Requirement:
Write out each line beneath this one exactly as it reads.

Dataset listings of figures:
------------------------------------------------------------------------
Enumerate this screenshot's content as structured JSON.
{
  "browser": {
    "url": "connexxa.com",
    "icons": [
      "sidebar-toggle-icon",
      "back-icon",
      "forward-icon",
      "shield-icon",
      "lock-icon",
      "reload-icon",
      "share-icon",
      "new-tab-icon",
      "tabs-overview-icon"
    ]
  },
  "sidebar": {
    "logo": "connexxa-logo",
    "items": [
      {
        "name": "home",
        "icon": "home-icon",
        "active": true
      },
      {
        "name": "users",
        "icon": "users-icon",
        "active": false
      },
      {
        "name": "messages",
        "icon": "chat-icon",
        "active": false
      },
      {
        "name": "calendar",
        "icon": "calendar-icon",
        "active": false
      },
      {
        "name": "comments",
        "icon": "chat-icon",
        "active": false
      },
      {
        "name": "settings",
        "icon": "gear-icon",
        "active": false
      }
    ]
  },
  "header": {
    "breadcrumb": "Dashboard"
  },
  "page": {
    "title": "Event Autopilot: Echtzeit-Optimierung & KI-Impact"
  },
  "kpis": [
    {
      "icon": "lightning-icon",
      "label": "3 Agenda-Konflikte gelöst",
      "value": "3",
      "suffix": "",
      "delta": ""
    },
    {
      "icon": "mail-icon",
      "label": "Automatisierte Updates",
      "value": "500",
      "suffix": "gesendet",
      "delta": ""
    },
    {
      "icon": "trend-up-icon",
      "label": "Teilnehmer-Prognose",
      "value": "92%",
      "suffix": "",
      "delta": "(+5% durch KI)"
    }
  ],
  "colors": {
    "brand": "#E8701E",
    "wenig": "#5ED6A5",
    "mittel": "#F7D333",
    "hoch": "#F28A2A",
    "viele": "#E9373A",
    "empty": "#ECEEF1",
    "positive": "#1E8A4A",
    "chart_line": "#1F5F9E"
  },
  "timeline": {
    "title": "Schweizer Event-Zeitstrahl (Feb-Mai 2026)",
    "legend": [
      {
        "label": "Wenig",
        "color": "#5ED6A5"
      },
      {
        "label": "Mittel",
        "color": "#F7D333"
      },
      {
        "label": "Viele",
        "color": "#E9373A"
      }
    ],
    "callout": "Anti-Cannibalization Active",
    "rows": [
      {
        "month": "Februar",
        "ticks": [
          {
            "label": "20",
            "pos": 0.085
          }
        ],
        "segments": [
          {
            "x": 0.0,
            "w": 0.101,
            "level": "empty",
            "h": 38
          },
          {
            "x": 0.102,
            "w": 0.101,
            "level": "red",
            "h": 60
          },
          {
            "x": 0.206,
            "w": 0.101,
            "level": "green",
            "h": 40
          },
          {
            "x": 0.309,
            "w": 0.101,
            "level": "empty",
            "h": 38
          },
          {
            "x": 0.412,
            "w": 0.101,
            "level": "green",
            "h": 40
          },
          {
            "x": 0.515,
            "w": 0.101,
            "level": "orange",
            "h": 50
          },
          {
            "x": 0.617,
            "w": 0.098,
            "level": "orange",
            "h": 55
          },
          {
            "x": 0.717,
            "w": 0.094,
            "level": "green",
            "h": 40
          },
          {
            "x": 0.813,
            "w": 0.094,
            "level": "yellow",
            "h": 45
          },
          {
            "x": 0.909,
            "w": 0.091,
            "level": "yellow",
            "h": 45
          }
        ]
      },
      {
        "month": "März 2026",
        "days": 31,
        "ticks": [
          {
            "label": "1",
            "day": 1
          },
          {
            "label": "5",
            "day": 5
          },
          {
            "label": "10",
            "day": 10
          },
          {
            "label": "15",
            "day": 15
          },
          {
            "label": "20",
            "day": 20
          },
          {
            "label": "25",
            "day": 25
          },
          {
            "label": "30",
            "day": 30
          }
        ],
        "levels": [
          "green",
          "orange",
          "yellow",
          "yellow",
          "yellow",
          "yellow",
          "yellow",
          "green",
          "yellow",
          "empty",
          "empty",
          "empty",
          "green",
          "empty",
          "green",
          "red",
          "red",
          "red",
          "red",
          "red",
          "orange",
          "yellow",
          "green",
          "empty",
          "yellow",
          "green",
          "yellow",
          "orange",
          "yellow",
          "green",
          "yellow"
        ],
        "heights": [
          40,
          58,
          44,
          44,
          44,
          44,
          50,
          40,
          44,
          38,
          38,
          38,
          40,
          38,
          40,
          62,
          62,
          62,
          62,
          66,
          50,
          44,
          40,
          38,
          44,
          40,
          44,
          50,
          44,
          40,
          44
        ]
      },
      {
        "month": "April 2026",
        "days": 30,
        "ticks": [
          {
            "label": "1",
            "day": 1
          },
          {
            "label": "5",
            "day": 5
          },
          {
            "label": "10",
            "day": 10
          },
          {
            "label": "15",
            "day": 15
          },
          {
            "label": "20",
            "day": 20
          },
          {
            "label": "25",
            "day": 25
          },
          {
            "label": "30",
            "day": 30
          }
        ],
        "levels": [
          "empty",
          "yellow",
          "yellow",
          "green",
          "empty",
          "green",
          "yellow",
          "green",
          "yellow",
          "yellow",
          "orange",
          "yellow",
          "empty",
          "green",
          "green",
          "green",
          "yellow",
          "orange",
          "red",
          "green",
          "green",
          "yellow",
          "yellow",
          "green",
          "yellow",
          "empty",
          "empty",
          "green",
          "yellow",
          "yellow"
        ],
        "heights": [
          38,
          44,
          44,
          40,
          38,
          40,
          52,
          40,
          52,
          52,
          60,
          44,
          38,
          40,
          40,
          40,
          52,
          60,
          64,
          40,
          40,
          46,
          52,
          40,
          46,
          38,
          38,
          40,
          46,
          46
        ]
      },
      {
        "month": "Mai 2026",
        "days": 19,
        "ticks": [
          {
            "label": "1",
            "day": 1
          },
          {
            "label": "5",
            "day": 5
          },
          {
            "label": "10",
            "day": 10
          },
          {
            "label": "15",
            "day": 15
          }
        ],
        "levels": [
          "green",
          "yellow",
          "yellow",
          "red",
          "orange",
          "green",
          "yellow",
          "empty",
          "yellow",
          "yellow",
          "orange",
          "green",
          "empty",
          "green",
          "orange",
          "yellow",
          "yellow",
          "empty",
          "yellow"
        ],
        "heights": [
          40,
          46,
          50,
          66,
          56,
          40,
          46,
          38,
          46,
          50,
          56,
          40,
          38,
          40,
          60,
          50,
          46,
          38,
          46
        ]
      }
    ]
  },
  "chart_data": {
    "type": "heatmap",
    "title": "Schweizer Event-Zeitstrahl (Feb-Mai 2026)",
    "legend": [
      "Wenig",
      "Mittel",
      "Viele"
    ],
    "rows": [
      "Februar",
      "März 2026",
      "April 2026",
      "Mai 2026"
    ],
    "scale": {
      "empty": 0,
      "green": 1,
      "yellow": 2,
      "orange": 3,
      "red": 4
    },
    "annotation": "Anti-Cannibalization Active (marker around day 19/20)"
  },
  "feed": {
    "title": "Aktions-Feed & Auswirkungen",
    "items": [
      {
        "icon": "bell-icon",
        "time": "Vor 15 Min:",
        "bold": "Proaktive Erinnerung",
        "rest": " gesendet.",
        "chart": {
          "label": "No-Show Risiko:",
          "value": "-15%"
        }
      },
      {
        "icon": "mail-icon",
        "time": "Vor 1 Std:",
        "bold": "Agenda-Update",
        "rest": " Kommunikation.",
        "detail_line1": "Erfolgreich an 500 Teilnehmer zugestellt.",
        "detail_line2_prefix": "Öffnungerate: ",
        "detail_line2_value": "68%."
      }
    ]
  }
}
------------------------------------------------------------------------
Task answer:
Enumerate this screenshot's content as structured JSON.
{
  "browser": {
    "url": "connexxa.com",
    "icons": [
      "sidebar-toggle-icon",
      "back-icon",
      "forward-icon",
      "shield-icon",
      "lock-icon",
      "reload-icon",
      "share-icon",
      "new-tab-icon",
      "tabs-overview-icon"
    ]
  },
  "sidebar": {
    "logo": "connexxa-logo",
    "items": [
      {
        "name": "home",
        "icon": "home-icon",
        "active": true
      },
      {
        "name": "users",
        "icon": "users-icon",
        "active": false
      },
      {
        "name": "messages",
        "icon": "chat-icon",
        "active": false
      },
      {
        "name": "calendar",
        "icon": "calendar-icon",
        "active": false
      },
      {
        "name": "comments",
        "icon": "chat-icon",
        "active": false
      },
      {
        "name": "settings",
        "icon": "gear-icon",
        "active": false
      }
    ]
  },
  "header": {
    "breadcrumb": "Dashboard"
  },
  "page": {
    "title": "Event Autopilot: Echtzeit-Optimierung & KI-Impact"
  },
  "kpis": [
    {
      "icon": "lightning-icon",
      "label": "3 Agenda-Konflikte gelöst",
      "value": "3",
      "suffix": "",
      "delta": ""
    },
    {
      "icon": "mail-icon",
      "label": "Automatisierte Updates",
      "value": "500",
      "suffix": "gesendet",
      "delta": ""
    },
    {
      "icon": "trend-up-icon",
      "label": "Teilnehmer-Prognose",
      "value": "92%",
      "suffix": "",
      "delta": "(+5% durch KI)"
    }
  ],
  "colors": {
    "brand": "#E8701E",
    "wenig": "#5ED6A5",
    "mittel": "#F7D333",
    "hoch": "#F28A2A",
    "viele": "#E9373A",
    "empty": "#ECEEF1",
    "positive": "#1E8A4A",
    "chart_line": "#1F5F9E"
  },
  "timeline": {
    "title": "Schweizer Event-Zeitstrahl (Feb-Mai 2026)",
    "legend": [
      {
        "label": "Wenig",
        "color": "#5ED6A5"
      },
      {
        "label": "Mittel",
        "color": "#F7D333"
      },
      {
        "label": "Viele",
        "color": "#E9373A"
      }
    ],
    "callout": "Anti-Cannibalization Active",
    "rows": [
      {
        "month": "Februar",
        "ticks": [
          {
            "label": "20",
            "pos": 0.085
          }
        ],
        "segments": [
          {
            "x": 0.0,
            "w": 0.101,
            "level": "empty",
            "h": 38
          },
          {
            "x": 0.102,
            "w": 0.101,
            "level": "red",
            "h": 60
          },
          {
            "x": 0.206,
            "w": 0.101,
            "level": "green",
            "h": 40
          },
          {
            "x": 0.309,
            "w": 0.101,
            "level": "empty",
            "h": 38
          },
          {
            "x": 0.412,
            "w": 0.101,
            "level": "green",
            "h": 40
          },
          {
            "x": 0.515,
            "w": 0.101,
            "level": "orange",
            "h": 50
          },
          {
            "x": 0.617,
            "w": 0.098,
            "level": "orange",
            "h": 55
          },
          {
            "x": 0.717,
            "w": 0.094,
            "level": "green",
            "h": 40
          },
          {
            "x": 0.813,
            "w": 0.094,
            "level": "yellow",
            "h": 45
          },
          {
            "x": 0.909,
            "w": 0.091,
            "level": "yellow",
            "h": 45
          }
        ]
      },
      {
        "month": "März 2026",
        "days": 31,
        "ticks": [
          {
            "label": "1",
            "day": 1
          },
          {
            "label": "5",
            "day": 5
          },
          {
            "label": "10",
            "day": 10
          },
          {
            "label": "15",
            "day": 15
          },
          {
            "label": "20",
            "day": 20
          },
          {
            "label": "25",
            "day": 25
          },
          {
            "label": "30",
            "day": 30
          }
        ],
        "levels": [
          "green",
          "orange",
          "yellow",
          "yellow",
          "yellow",
          "yellow",
          "yellow",
          "green",
          "yellow",
          "empty",
          "empty",
          "empty",
          "green",
          "empty",
          "green",
          "red",
          "red",
          "red",
          "red",
          "red",
          "orange",
          "yellow",
          "green",
          "empty",
          "yellow",
          "green",
          "yellow",
          "orange",
          "yellow",
          "green",
          "yellow"
        ],
        "heights": [
          40,
          58,
          44,
          44,
          44,
          44,
          50,
          40,
          44,
          38,
          38,
          38,
          40,
          38,
          40,
          62,
          62,
          62,
          62,
          66,
          50,
          44,
          40,
          38,
          44,
          40,
          44,
          50,
          44,
          40,
          44
        ]
      },
      {
        "month": "April 2026",
        "days": 30,
        "ticks": [
          {
            "label": "1",
            "day": 1
          },
          {
            "label": "5",
            "day": 5
          },
          {
            "label": "10",
            "day": 10
          },
          {
            "label": "15",
            "day": 15
          },
          {
            "label": "20",
            "day": 20
          },
          {
            "label": "25",
            "day": 25
          },
          {
            "label": "30",
            "day": 30
          }
        ],
        "levels": [
          "empty",
          "yellow",
          "yellow",
          "green",
          "empty",
          "green",
          "yellow",
          "green",
          "yellow",
          "yellow",
          "orange",
          "yellow",
          "empty",
          "green",
          "green",
          "green",
          "yellow",
          "orange",
          "red",
          "green",
          "green",
          "yellow",
          "yellow",
          "green",
          "yellow",
          "empty",
          "empty",
          "green",
          "yellow",
          "yellow"
        ],
        "heights": [
          38,
          44,
          44,
          40,
          38,
          40,
          52,
          40,
          52,
          52,
          60,
          44,
          38,
          40,
          40,
          40,
          52,
          60,
          64,
          40,
          40,
          46,
          52,
          40,
          46,
          38,
          38,
          40,
          46,
          46
        ]
      },
      {
        "month": "Mai 2026",
        "days": 19,
        "ticks": [
          {
            "label": "1",
            "day": 1
          },
          {
            "label": "5",
            "day": 5
          },
          {
            "label": "10",
            "day": 10
          },
          {
            "label": "15",
            "day": 15
          }
        ],
        "levels": [
          "green",
          "yellow",
          "yellow",
          "red",
          "orange",
          "green",
          "yellow",
          "empty",
          "yellow",
          "yellow",
          "orange",
          "green",
          "empty",
          "green",
          "orange",
          "yellow",
          "yellow",
          "empty",
          "yellow"
        ],
        "heights": [
          40,
          46,
          50,
          66,
          56,
          40,
          46,
          38,
          46,
          50,
          56,
          40,
          38,
          40,
          60,
          50,
          46,
          38,
          46
        ]
      }
    ]
  },
  "chart_data": {
    "type": "heatmap",
    "title": "Schweizer Event-Zeitstrahl (Feb-Mai 2026)",
    "legend": [
      "Wenig",
      "Mittel",
      "Viele"
    ],
    "rows": [
      "Februar",
      "März 2026",
      "April 2026",
      "Mai 2026"
    ],
    "scale": {
      "empty": 0,
      "green": 1,
      "yellow": 2,
      "orange": 3,
      "red": 4
    },
    "annotation": "Anti-Cannibalization Active (marker around day 19/20)"
  },
  "feed": {
    "title": "Aktions-Feed & Auswirkungen",
    "items": [
      {
        "icon": "bell-icon",
        "time": "Vor 15 Min:",
        "bold": "Proaktive Erinnerung",
        "rest": " gesendet.",
        "chart": {
          "label": "No-Show Risiko:",
          "value": "-15%"
        }
      },
      {
        "icon": "mail-icon",
        "time": "Vor 1 Std:",
        "bold": "Agenda-Update",
        "rest": " Kommunikation.",
        "detail_line1": "Erfolgreich an 500 Teilnehmer zugestellt.",
        "detail_line2_prefix": "Öffnungerate: ",
        "detail_line2_value": "68%."
      }
    ]
  }
}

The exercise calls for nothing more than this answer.